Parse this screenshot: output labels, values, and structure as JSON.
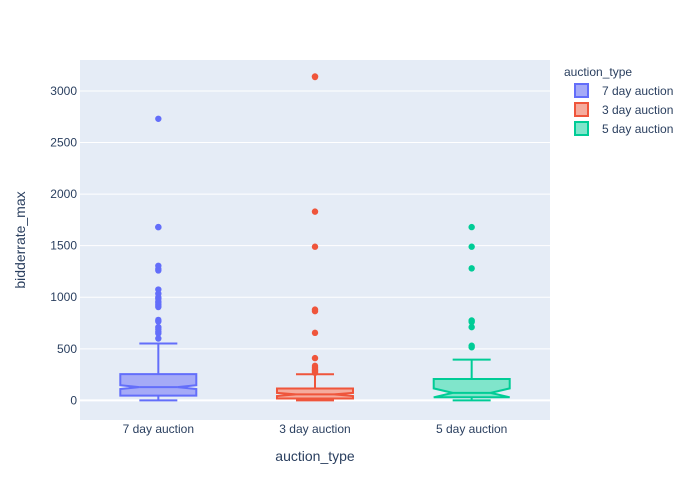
{
  "chart_data": {
    "type": "box",
    "notched": true,
    "xlabel": "auction_type",
    "ylabel": "bidderrate_max",
    "ylim": [
      -190,
      3300
    ],
    "yticks": [
      0,
      500,
      1000,
      1500,
      2000,
      2500,
      3000
    ],
    "grid": true,
    "legend": {
      "title": "auction_type",
      "placement": "top-right"
    },
    "plot_background": "#e5ecf6",
    "series": [
      {
        "name": "7 day auction",
        "color": "#636efa",
        "fill": "#a5aaf7",
        "lowerfence": 0,
        "q1": 47,
        "median": 129,
        "q3": 255,
        "upperfence": 552,
        "notch": [
          111,
          147
        ],
        "outliers": [
          2730,
          1680,
          1680,
          1305,
          1275,
          1260,
          1075,
          1035,
          1000,
          985,
          960,
          945,
          925,
          905,
          780,
          765,
          710,
          690,
          665,
          650,
          600
        ]
      },
      {
        "name": "3 day auction",
        "color": "#ef553b",
        "fill": "#f5ab9d",
        "lowerfence": 0,
        "q1": 18,
        "median": 58,
        "q3": 115,
        "upperfence": 253,
        "notch": [
          43,
          73
        ],
        "outliers": [
          3140,
          3135,
          1830,
          1490,
          880,
          865,
          655,
          410,
          335,
          320,
          305,
          290,
          280,
          268
        ]
      },
      {
        "name": "5 day auction",
        "color": "#00cc96",
        "fill": "#80e5cb",
        "lowerfence": 0,
        "q1": 30,
        "median": 73,
        "q3": 207,
        "upperfence": 395,
        "notch": [
          30,
          116
        ],
        "outliers": [
          1680,
          1490,
          1280,
          775,
          760,
          710,
          530,
          515
        ]
      }
    ]
  }
}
__________
Prompt — Quote the records above exactly, leaving out any pictures.

Solved exercise —
Parse this screenshot: output labels, values, and structure as JSON.
{
  "chart_data": {
    "type": "box",
    "notched": true,
    "xlabel": "auction_type",
    "ylabel": "bidderrate_max",
    "ylim": [
      -190,
      3300
    ],
    "yticks": [
      0,
      500,
      1000,
      1500,
      2000,
      2500,
      3000
    ],
    "grid": true,
    "legend": {
      "title": "auction_type",
      "placement": "top-right"
    },
    "plot_background": "#e5ecf6",
    "series": [
      {
        "name": "7 day auction",
        "color": "#636efa",
        "fill": "#a5aaf7",
        "lowerfence": 0,
        "q1": 47,
        "median": 129,
        "q3": 255,
        "upperfence": 552,
        "notch": [
          111,
          147
        ],
        "outliers": [
          2730,
          1680,
          1680,
          1305,
          1275,
          1260,
          1075,
          1035,
          1000,
          985,
          960,
          945,
          925,
          905,
          780,
          765,
          710,
          690,
          665,
          650,
          600
        ]
      },
      {
        "name": "3 day auction",
        "color": "#ef553b",
        "fill": "#f5ab9d",
        "lowerfence": 0,
        "q1": 18,
        "median": 58,
        "q3": 115,
        "upperfence": 253,
        "notch": [
          43,
          73
        ],
        "outliers": [
          3140,
          3135,
          1830,
          1490,
          880,
          865,
          655,
          410,
          335,
          320,
          305,
          290,
          280,
          268
        ]
      },
      {
        "name": "5 day auction",
        "color": "#00cc96",
        "fill": "#80e5cb",
        "lowerfence": 0,
        "q1": 30,
        "median": 73,
        "q3": 207,
        "upperfence": 395,
        "notch": [
          30,
          116
        ],
        "outliers": [
          1680,
          1490,
          1280,
          775,
          760,
          710,
          530,
          515
        ]
      }
    ]
  }
}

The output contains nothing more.